■ EXERCISE OBJECTIVE
Reproduce the records below in full and exactly, without their images.
········
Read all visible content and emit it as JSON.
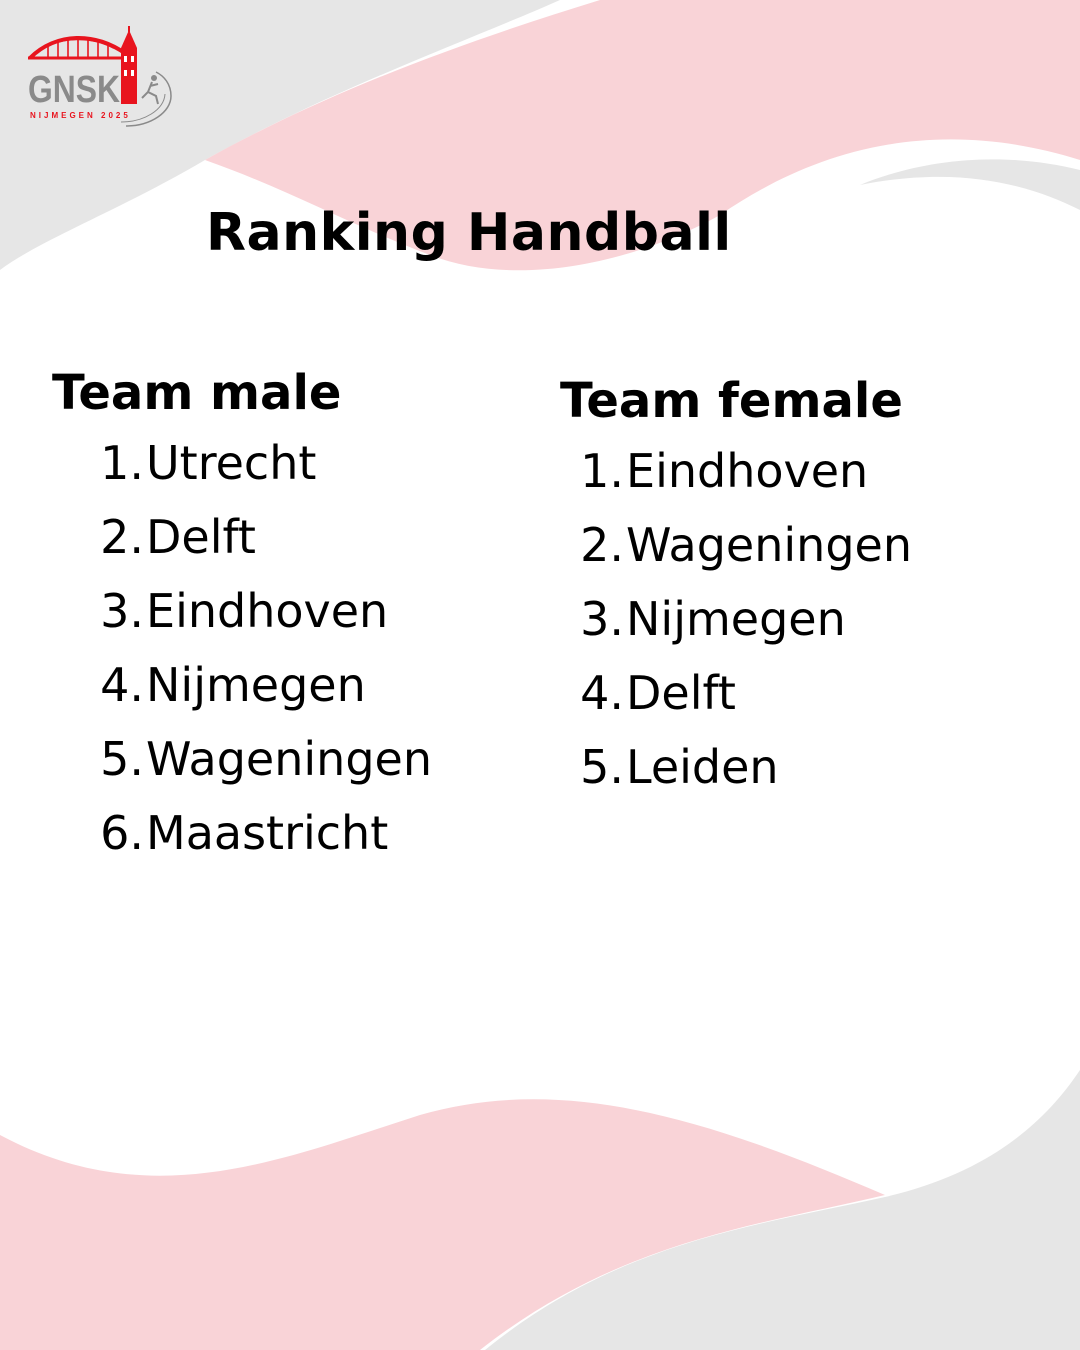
{
  "logo": {
    "name": "GNSK",
    "subtitle": "NIJMEGEN 2025"
  },
  "title": "Ranking Handball",
  "colors": {
    "accent_red": "#e8141e",
    "logo_grey": "#8a8a8a",
    "background_pink": "#f9d3d7",
    "background_grey": "#e6e6e6",
    "text": "#000000"
  },
  "columns": [
    {
      "heading": "Team male",
      "ranks": [
        {
          "number": "1.",
          "team": "Utrecht"
        },
        {
          "number": "2.",
          "team": "Delft"
        },
        {
          "number": "3.",
          "team": "Eindhoven"
        },
        {
          "number": "4.",
          "team": "Nijmegen"
        },
        {
          "number": "5.",
          "team": "Wageningen"
        },
        {
          "number": "6.",
          "team": "Maastricht"
        }
      ]
    },
    {
      "heading": "Team female",
      "ranks": [
        {
          "number": "1.",
          "team": "Eindhoven"
        },
        {
          "number": "2.",
          "team": "Wageningen"
        },
        {
          "number": "3.",
          "team": "Nijmegen"
        },
        {
          "number": "4.",
          "team": "Delft"
        },
        {
          "number": "5.",
          "team": "Leiden"
        }
      ]
    }
  ]
}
········
■ RESPONSE
Read all visible content and emit it as JSON.
{
  "logo": {
    "name": "GNSK",
    "subtitle": "NIJMEGEN 2025"
  },
  "title": "Ranking Handball",
  "colors": {
    "accent_red": "#e8141e",
    "logo_grey": "#8a8a8a",
    "background_pink": "#f9d3d7",
    "background_grey": "#e6e6e6",
    "text": "#000000"
  },
  "columns": [
    {
      "heading": "Team male",
      "ranks": [
        {
          "number": "1.",
          "team": "Utrecht"
        },
        {
          "number": "2.",
          "team": "Delft"
        },
        {
          "number": "3.",
          "team": "Eindhoven"
        },
        {
          "number": "4.",
          "team": "Nijmegen"
        },
        {
          "number": "5.",
          "team": "Wageningen"
        },
        {
          "number": "6.",
          "team": "Maastricht"
        }
      ]
    },
    {
      "heading": "Team female",
      "ranks": [
        {
          "number": "1.",
          "team": "Eindhoven"
        },
        {
          "number": "2.",
          "team": "Wageningen"
        },
        {
          "number": "3.",
          "team": "Nijmegen"
        },
        {
          "number": "4.",
          "team": "Delft"
        },
        {
          "number": "5.",
          "team": "Leiden"
        }
      ]
    }
  ]
}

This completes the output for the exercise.